(DATA EXTRACTS)
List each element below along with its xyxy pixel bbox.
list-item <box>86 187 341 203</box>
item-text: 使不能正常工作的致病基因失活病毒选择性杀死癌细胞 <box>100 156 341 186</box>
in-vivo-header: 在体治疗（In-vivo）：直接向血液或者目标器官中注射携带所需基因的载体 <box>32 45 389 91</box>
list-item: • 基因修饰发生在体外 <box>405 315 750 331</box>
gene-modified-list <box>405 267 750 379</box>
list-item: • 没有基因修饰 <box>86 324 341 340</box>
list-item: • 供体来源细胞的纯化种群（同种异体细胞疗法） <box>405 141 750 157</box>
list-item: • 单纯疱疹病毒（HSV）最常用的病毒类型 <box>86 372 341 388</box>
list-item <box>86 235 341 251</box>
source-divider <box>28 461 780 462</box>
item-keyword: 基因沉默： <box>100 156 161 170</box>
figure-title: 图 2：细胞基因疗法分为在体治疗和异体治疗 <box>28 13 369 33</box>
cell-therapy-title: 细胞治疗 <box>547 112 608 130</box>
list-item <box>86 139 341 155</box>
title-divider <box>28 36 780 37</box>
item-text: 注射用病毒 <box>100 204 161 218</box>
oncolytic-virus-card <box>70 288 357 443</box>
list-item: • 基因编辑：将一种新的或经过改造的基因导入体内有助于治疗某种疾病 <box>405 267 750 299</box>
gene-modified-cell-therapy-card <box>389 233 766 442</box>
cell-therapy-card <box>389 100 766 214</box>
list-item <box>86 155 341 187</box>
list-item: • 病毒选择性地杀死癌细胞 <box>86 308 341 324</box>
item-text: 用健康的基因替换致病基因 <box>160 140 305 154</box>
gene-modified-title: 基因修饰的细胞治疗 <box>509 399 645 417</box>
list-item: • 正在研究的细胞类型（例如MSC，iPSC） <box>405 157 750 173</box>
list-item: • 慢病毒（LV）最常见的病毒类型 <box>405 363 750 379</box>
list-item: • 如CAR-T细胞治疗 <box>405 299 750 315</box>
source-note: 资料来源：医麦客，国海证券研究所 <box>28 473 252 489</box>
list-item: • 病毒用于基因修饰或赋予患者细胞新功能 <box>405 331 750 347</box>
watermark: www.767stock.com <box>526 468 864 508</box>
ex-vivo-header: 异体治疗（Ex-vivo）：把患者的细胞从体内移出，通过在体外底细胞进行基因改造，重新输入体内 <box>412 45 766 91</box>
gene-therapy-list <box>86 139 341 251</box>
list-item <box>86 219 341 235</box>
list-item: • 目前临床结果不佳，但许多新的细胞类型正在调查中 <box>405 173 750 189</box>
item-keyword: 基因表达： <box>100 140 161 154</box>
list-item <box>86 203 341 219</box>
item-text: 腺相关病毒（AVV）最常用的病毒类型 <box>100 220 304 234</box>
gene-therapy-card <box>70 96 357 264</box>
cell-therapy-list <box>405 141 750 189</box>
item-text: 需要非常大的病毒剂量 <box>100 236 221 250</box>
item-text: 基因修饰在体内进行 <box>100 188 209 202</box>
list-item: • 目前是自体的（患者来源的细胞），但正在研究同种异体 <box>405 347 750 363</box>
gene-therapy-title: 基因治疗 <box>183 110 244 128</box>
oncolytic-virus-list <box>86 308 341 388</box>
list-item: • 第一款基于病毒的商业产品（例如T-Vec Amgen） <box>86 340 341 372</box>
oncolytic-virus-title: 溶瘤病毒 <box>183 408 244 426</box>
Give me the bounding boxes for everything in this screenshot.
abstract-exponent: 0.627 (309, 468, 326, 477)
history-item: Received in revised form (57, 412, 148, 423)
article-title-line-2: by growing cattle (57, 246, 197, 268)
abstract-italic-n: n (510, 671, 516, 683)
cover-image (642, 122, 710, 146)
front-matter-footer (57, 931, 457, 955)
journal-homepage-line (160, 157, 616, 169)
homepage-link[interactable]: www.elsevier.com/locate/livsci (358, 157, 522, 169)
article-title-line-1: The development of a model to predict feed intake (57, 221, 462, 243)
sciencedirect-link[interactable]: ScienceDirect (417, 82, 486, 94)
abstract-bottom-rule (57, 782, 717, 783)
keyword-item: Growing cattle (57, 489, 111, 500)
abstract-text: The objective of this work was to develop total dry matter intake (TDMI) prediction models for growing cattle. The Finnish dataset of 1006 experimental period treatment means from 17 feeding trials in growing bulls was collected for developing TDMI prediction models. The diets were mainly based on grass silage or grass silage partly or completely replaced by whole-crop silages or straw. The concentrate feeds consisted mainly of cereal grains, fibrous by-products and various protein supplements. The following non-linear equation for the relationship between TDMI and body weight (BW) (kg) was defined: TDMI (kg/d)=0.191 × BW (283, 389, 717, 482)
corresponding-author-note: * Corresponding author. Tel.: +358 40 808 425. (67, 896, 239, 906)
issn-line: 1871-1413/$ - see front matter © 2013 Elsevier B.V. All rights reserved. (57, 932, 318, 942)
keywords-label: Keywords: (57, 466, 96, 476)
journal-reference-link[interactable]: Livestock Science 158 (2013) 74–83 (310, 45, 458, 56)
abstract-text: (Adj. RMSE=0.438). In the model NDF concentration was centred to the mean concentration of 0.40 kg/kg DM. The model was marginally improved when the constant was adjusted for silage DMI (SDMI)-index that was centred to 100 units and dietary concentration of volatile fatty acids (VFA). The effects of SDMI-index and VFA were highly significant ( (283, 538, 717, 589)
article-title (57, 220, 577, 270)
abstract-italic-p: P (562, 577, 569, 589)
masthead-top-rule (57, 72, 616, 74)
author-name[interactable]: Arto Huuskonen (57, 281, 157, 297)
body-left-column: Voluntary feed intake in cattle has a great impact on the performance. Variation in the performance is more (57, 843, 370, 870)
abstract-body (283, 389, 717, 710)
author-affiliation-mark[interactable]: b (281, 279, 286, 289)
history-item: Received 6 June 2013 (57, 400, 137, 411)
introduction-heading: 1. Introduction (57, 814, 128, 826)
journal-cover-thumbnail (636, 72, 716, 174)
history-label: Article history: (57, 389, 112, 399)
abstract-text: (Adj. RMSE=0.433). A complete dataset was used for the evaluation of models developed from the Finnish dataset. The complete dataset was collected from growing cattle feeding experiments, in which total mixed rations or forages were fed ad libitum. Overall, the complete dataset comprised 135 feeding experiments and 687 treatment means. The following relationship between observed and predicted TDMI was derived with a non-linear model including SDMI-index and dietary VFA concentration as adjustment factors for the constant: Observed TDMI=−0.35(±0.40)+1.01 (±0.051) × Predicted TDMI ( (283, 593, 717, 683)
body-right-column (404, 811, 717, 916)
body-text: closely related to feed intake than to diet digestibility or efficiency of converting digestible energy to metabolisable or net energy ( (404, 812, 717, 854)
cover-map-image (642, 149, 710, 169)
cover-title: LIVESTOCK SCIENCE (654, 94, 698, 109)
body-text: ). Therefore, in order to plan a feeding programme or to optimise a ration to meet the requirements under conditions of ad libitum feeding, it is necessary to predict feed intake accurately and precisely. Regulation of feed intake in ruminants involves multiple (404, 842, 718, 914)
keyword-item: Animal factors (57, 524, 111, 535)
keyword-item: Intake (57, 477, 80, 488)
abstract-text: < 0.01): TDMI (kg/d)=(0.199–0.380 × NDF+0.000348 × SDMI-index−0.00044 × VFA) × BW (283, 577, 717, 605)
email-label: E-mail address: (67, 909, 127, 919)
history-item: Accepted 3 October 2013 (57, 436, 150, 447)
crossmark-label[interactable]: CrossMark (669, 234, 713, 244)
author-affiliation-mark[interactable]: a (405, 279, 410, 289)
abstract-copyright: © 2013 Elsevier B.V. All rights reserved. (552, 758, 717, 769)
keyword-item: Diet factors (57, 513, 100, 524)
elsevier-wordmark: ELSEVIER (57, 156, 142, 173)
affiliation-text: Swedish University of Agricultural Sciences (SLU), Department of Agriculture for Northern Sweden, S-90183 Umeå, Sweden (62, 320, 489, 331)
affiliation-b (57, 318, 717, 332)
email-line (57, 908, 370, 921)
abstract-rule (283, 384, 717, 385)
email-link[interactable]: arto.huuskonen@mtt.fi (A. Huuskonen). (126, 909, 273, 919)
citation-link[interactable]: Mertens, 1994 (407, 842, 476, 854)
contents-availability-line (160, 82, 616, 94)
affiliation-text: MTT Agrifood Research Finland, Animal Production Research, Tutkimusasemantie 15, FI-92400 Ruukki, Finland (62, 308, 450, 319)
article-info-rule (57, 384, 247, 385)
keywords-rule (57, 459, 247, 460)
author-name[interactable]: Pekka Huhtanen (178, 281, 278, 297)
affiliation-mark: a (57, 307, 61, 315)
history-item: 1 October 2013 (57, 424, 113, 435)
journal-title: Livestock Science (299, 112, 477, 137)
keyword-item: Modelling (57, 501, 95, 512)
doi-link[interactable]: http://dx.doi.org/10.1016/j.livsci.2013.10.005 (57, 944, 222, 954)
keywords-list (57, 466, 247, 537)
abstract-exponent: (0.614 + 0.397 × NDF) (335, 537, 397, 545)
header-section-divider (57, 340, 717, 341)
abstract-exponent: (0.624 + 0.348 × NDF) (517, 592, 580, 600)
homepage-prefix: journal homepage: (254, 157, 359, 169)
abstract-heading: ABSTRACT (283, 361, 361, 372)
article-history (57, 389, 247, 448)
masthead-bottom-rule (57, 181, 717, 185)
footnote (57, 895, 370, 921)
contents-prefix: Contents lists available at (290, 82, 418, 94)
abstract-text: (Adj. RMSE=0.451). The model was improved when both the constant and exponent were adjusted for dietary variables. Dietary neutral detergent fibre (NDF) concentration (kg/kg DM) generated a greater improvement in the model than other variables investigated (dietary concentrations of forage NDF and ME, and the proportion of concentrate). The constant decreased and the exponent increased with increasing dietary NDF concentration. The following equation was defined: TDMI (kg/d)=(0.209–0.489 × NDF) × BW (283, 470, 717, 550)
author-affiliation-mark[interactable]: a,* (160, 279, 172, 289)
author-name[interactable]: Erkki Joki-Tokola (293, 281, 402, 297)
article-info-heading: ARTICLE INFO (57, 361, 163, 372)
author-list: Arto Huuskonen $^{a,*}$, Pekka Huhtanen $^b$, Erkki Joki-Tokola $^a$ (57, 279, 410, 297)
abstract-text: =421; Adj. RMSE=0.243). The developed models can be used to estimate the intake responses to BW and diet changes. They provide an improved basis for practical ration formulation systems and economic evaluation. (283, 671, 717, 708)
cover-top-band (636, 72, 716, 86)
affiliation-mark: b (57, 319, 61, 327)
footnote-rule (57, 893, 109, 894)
(End DATA EXTRACTS)
WHAT YOU NEED TO DO: The string "email" shows up in some lines of the listing. Copy each such line.

OUTPUT:
email-label: E-mail address: (67, 909, 127, 919)
email-line (57, 908, 370, 921)
email-link[interactable]: arto.huuskonen@mtt.fi (A. Huuskonen). (126, 909, 273, 919)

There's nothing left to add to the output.